--- Problem ---
Extract each line holding the word "shape" from the entries.

--- Items ---
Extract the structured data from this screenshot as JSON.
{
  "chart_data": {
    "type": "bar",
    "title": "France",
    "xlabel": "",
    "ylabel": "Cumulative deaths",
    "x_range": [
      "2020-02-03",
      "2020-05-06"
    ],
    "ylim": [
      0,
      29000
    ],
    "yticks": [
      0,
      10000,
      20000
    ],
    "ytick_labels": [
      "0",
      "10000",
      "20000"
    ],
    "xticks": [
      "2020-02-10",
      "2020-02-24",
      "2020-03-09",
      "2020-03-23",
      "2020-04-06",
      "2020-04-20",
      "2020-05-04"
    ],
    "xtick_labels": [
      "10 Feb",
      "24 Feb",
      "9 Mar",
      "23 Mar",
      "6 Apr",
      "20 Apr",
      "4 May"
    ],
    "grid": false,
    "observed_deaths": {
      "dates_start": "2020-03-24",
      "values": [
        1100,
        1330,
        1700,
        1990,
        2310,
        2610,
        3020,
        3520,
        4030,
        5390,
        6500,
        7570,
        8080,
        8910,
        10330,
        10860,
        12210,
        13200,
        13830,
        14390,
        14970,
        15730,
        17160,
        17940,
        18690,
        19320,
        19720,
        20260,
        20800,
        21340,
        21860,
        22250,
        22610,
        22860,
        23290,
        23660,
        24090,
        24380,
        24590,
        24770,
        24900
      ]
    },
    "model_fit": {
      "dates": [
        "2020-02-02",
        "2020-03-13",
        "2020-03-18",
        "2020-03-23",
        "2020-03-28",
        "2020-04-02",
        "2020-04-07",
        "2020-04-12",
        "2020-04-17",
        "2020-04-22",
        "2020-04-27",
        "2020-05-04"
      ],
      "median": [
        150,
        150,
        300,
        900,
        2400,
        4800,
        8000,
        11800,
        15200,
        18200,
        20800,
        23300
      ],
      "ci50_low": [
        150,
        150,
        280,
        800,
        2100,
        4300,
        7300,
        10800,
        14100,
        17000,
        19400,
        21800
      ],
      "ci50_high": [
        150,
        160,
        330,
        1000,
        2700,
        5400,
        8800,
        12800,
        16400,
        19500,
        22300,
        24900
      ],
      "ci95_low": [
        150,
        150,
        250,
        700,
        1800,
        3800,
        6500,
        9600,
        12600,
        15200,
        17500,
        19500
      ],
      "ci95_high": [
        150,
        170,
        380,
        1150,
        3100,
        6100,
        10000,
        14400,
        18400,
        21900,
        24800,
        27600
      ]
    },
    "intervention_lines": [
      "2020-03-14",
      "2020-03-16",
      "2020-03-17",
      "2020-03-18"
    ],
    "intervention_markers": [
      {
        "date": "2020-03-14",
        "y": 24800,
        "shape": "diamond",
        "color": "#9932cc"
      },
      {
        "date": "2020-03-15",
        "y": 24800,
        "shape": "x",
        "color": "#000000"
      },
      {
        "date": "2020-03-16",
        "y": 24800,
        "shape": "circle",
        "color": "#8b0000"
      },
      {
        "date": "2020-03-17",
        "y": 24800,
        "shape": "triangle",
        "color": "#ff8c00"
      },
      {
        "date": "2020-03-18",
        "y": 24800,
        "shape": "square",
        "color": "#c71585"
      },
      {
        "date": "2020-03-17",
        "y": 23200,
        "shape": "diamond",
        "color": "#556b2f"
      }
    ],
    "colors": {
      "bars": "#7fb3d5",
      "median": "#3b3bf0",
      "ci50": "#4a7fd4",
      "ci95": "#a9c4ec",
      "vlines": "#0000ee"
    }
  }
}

--- Task output ---
        "shape": "diamond",
        "shape": "x",
        "shape": "circle",
        "shape": "triangle",
        "shape": "square",
        "shape": "diamond",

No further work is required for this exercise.